Stated goal: Find each line with the string "jeleníti" and copy it.

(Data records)
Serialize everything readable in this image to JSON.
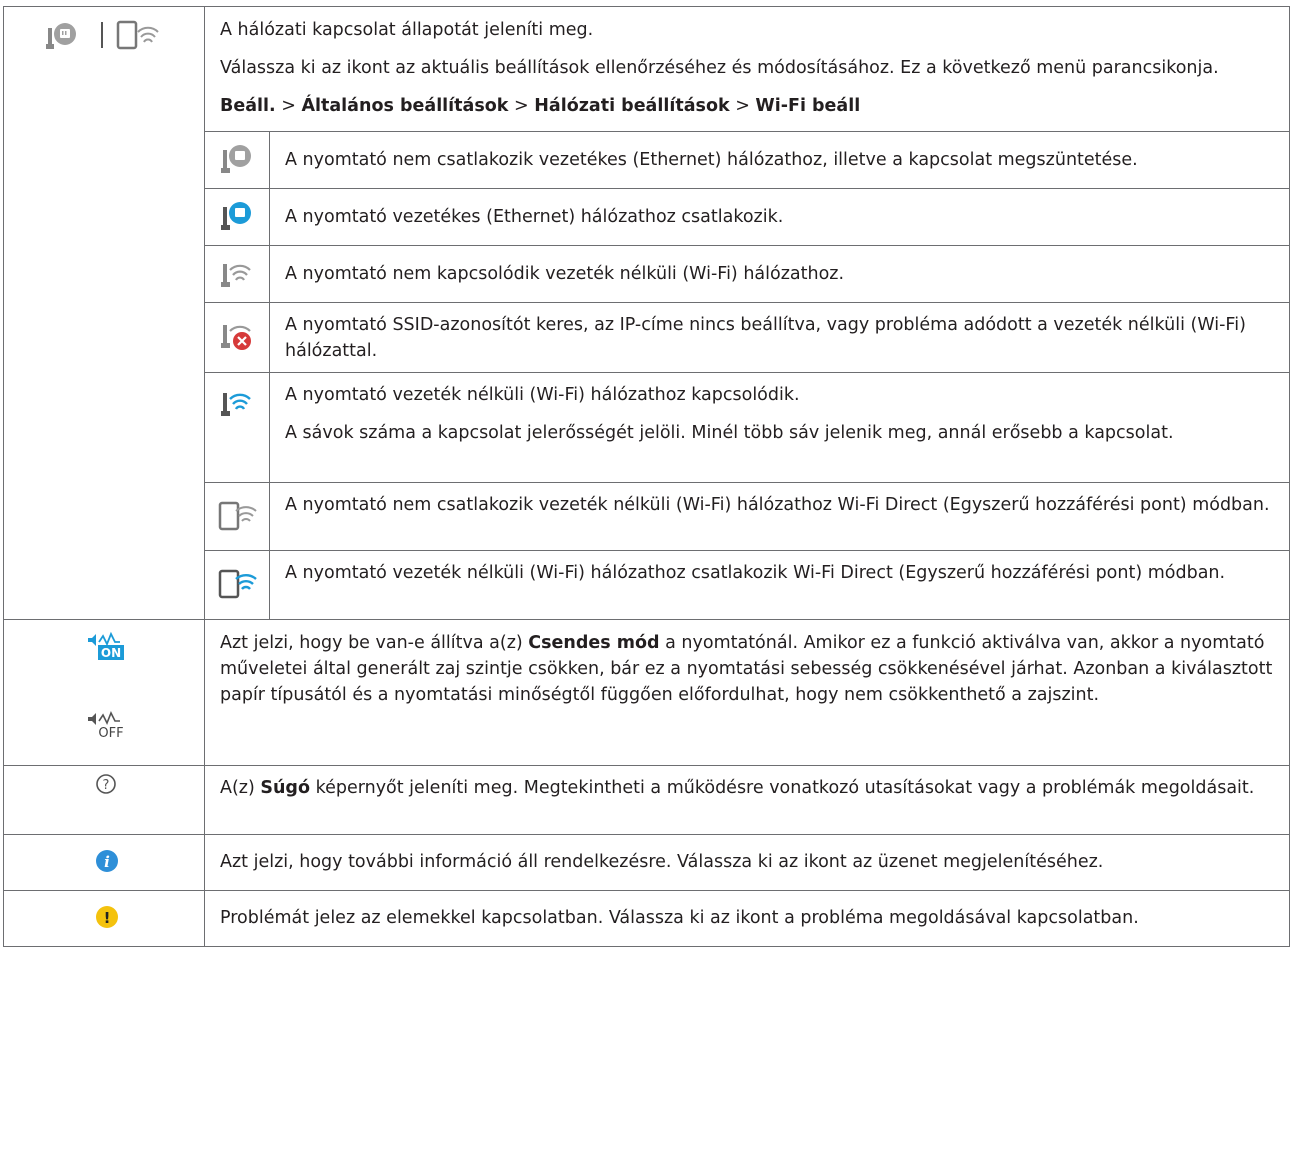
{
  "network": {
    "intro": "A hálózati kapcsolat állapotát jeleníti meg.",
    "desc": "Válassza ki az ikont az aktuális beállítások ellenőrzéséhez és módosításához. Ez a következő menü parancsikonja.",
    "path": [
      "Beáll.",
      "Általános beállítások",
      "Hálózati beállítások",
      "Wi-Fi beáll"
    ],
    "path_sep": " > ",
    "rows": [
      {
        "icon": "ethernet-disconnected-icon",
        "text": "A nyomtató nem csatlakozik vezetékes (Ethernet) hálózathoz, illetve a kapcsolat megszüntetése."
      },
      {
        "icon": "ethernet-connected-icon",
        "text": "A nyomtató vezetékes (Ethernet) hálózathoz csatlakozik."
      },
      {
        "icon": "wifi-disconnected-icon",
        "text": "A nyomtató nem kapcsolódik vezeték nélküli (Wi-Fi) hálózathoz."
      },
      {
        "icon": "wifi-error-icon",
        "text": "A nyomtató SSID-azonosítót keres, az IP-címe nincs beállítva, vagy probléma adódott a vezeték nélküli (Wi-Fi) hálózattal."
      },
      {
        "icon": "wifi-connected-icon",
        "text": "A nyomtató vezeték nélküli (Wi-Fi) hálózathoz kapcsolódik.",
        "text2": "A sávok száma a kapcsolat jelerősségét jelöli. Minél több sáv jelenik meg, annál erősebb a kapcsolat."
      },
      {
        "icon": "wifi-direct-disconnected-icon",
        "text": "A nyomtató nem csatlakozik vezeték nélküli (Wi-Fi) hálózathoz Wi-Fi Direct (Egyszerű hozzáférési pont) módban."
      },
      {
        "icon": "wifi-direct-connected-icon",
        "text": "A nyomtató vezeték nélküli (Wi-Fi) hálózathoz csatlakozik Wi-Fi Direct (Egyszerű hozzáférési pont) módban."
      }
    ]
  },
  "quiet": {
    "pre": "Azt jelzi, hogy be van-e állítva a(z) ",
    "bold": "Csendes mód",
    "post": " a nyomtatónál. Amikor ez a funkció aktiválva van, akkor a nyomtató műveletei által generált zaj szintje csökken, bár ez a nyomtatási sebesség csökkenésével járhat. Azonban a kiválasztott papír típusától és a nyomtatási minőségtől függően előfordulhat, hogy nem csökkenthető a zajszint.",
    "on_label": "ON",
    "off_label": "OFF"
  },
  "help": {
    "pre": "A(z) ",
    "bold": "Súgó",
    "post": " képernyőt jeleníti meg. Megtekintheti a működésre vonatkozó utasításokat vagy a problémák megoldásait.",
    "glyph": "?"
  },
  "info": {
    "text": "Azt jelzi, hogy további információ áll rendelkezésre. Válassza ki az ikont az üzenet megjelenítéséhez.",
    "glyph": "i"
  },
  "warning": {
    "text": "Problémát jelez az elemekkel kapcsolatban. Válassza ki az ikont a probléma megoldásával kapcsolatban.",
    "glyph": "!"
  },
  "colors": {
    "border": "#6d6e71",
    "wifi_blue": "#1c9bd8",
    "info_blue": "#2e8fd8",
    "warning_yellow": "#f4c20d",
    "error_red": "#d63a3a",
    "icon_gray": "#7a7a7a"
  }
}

Exercise answer:
    "intro": "A hálózati kapcsolat állapotát jeleníti meg.",
    "post": " képernyőt jeleníti meg. Megtekintheti a működésre vonatkozó utasításokat vagy a problémák megoldásait.",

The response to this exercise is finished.